Published in the Jerusalem Post, 31 December 2024
Four of Iran’s main anti-Israel instruments are effectively out of action. Hamas is a shadow of the fighting force it once was; Hezbollah has been neutered and is currently in a two-month ceasefire deal; Iran’s two efforts at a direct attack on Israel were humiliatingly ineffective; and control of the militias in Syria has been wrested from Iran’s grasp. As a result Iran’s Supreme Leader, Ali Khamenei, has been forced to fall back on the one resource still effective – the Houthis.
Distant
from Israel though they are, the Houthis represent the most powerful of the
cards remaining in Iran’s hands.
Following
the Hamas pogrom of October 7, 2023, Iran determined that the Houthis would be one
of the seven fronts from which a united attack would be launched on
Israel, to exploit the assault and Israel’s inevitable military response. Under instruction from Iran, the Houthis began
launching drones and ballistic missiles the 2000-plus kilometers from Yemen
into Israel. They have so far dispatched
approximately 200, most of which have been intercepted before reaching their
target. More than 20 have, however, evaded Israel’s air defenses, including one
that exploded in a playground in the middle of Jaffa on December 21. Fortunately only minor casualties resulted.

******

● **AIM A**
Please lay out the records from their first line through the line containing "Text: Na:: Na: [12, 191, 36, 204]" as a JSON list of strings, one string per line and blank lines omitted.
The article and the records are unrelated material.

● **TASK INPUT**

******

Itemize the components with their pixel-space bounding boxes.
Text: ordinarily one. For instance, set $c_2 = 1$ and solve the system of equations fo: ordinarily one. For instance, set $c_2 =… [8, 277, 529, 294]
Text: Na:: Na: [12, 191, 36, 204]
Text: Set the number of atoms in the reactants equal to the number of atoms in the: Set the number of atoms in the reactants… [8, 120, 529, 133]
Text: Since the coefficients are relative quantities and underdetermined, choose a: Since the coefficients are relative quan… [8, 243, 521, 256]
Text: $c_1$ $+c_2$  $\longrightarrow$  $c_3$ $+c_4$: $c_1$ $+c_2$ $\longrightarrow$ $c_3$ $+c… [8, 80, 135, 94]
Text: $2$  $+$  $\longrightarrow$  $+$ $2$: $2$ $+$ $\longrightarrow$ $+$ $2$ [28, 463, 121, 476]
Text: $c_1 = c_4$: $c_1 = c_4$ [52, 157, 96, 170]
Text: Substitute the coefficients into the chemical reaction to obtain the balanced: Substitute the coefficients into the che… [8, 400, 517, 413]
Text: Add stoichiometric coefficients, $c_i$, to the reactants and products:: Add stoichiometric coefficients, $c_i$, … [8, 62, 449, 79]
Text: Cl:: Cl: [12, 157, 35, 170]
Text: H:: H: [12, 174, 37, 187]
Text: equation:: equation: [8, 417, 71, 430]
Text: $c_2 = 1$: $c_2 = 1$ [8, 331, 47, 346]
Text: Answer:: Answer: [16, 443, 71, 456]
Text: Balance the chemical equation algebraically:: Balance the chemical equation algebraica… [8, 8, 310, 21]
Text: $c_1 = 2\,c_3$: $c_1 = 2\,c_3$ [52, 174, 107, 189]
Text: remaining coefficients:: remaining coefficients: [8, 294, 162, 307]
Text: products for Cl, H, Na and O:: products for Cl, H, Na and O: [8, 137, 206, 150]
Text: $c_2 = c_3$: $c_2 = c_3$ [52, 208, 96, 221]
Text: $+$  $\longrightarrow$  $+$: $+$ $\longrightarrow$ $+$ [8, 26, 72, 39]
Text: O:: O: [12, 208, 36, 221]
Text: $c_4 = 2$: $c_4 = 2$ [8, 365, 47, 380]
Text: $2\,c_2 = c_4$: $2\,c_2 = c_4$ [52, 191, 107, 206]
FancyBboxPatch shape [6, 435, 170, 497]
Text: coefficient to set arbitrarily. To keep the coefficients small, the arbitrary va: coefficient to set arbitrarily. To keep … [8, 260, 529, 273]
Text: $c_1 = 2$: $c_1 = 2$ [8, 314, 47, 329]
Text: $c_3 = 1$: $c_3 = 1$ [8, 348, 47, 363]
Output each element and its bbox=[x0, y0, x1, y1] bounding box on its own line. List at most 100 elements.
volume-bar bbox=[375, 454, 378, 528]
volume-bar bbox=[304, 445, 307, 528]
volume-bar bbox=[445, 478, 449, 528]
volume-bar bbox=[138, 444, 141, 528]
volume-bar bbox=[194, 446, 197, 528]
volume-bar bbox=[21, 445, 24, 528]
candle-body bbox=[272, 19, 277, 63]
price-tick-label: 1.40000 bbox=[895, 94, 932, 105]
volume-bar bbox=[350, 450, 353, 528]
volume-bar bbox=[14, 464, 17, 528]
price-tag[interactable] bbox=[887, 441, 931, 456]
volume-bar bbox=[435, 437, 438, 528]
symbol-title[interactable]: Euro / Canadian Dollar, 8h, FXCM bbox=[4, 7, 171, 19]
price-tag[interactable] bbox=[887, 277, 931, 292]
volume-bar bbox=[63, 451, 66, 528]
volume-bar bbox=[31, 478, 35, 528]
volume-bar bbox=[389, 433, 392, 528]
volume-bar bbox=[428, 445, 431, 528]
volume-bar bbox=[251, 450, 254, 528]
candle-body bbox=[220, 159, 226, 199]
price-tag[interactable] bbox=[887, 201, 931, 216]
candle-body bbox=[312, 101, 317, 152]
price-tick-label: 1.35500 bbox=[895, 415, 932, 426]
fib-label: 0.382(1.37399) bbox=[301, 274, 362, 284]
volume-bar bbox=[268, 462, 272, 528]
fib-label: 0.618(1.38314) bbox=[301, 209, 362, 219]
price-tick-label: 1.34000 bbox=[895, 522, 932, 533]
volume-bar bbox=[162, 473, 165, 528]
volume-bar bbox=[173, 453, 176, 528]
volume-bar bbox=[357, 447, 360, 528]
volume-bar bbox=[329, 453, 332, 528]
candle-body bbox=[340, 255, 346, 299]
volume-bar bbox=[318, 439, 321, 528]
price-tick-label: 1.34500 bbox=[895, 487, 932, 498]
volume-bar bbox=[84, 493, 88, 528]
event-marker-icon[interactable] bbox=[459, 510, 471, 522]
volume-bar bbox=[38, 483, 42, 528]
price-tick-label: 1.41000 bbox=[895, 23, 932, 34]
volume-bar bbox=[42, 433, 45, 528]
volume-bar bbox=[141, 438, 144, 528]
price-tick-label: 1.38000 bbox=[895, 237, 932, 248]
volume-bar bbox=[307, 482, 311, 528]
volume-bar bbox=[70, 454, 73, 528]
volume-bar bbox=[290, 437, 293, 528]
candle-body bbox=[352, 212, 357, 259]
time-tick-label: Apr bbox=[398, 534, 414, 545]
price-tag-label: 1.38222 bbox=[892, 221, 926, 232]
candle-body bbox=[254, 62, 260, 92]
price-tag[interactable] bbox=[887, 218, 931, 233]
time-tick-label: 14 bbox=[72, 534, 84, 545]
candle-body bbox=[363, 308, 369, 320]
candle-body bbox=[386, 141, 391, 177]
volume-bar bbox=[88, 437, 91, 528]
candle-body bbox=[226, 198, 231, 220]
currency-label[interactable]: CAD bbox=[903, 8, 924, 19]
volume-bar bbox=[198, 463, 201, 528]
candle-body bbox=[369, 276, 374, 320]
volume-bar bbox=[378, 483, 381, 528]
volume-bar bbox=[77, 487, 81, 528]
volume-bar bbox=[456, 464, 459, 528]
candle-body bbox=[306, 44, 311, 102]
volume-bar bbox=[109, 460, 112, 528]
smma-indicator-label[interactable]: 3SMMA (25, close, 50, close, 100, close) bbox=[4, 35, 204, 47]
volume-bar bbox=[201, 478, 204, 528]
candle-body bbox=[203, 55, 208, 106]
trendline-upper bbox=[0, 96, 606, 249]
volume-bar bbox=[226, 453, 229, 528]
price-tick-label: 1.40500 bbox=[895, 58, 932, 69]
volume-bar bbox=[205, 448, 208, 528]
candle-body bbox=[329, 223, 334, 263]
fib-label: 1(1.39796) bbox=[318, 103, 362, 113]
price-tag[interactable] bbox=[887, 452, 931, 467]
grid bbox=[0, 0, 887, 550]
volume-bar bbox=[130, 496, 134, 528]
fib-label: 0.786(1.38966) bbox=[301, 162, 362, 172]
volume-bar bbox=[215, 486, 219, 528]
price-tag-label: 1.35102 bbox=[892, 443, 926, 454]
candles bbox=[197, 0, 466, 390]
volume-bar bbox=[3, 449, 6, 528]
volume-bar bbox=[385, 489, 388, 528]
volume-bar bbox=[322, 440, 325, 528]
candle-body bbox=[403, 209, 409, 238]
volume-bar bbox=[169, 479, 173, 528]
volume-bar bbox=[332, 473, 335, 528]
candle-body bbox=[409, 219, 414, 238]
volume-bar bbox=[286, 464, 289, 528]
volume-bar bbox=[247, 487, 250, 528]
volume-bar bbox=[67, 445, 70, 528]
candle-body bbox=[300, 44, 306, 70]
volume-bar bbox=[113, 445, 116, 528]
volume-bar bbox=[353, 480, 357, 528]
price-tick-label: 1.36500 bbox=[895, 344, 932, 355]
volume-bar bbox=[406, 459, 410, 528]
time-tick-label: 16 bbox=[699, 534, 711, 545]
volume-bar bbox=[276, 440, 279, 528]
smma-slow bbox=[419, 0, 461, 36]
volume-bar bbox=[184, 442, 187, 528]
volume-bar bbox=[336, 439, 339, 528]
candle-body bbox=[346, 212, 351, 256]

******

● **AIM B**
According to the article on Iran and the Houthis, roughly how many drones and ballistic missiles have the Houthis dispatched toward Israel so far?

● **FULL SOLUTION A**
[
  "Itemize the components with their pixel-space bounding boxes.",
  "Text: ordinarily one. For instance, set $c_2 = 1$ and solve the system of equations fo: ordinarily one. For instance, set $c_2 =… [8, 277, 529, 294]",
  "Text: Na:: Na: [12, 191, 36, 204]"
]

● **FULL SOLUTION B**
Approximately 200.